-- START OF RECORD EXTRACTS --

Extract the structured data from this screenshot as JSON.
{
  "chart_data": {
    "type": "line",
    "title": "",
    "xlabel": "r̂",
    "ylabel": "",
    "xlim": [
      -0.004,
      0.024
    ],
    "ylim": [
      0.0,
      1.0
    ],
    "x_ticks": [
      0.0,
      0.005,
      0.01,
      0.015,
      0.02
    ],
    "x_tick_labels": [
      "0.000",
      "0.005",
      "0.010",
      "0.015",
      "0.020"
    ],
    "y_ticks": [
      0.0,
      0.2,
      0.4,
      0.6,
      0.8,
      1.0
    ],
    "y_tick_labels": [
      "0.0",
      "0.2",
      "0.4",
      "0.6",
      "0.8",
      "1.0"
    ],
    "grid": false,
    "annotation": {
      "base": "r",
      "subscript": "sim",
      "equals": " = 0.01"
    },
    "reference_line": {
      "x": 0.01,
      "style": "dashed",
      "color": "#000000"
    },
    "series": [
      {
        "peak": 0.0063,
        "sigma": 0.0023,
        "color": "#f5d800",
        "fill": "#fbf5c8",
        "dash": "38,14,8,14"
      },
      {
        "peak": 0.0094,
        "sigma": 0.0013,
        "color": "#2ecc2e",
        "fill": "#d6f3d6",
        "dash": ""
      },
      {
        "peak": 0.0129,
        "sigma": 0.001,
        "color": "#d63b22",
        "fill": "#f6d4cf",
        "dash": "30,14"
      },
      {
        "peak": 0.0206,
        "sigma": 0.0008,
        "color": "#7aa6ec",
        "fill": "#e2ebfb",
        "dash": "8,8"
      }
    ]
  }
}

-- END OF RECORD EXTRACTS --

SET TASK:
Every record above needs to be repeated word for word.

EXERCISE RESPONSE:
Extract the structured data from this screenshot as JSON.
{
  "chart_data": {
    "type": "line",
    "title": "",
    "xlabel": "r̂",
    "ylabel": "",
    "xlim": [
      -0.004,
      0.024
    ],
    "ylim": [
      0.0,
      1.0
    ],
    "x_ticks": [
      0.0,
      0.005,
      0.01,
      0.015,
      0.02
    ],
    "x_tick_labels": [
      "0.000",
      "0.005",
      "0.010",
      "0.015",
      "0.020"
    ],
    "y_ticks": [
      0.0,
      0.2,
      0.4,
      0.6,
      0.8,
      1.0
    ],
    "y_tick_labels": [
      "0.0",
      "0.2",
      "0.4",
      "0.6",
      "0.8",
      "1.0"
    ],
    "grid": false,
    "annotation": {
      "base": "r",
      "subscript": "sim",
      "equals": " = 0.01"
    },
    "reference_line": {
      "x": 0.01,
      "style": "dashed",
      "color": "#000000"
    },
    "series": [
      {
        "peak": 0.0063,
        "sigma": 0.0023,
        "color": "#f5d800",
        "fill": "#fbf5c8",
        "dash": "38,14,8,14"
      },
      {
        "peak": 0.0094,
        "sigma": 0.0013,
        "color": "#2ecc2e",
        "fill": "#d6f3d6",
        "dash": ""
      },
      {
        "peak": 0.0129,
        "sigma": 0.001,
        "color": "#d63b22",
        "fill": "#f6d4cf",
        "dash": "30,14"
      },
      {
        "peak": 0.0206,
        "sigma": 0.0008,
        "color": "#7aa6ec",
        "fill": "#e2ebfb",
        "dash": "8,8"
      }
    ]
  }
}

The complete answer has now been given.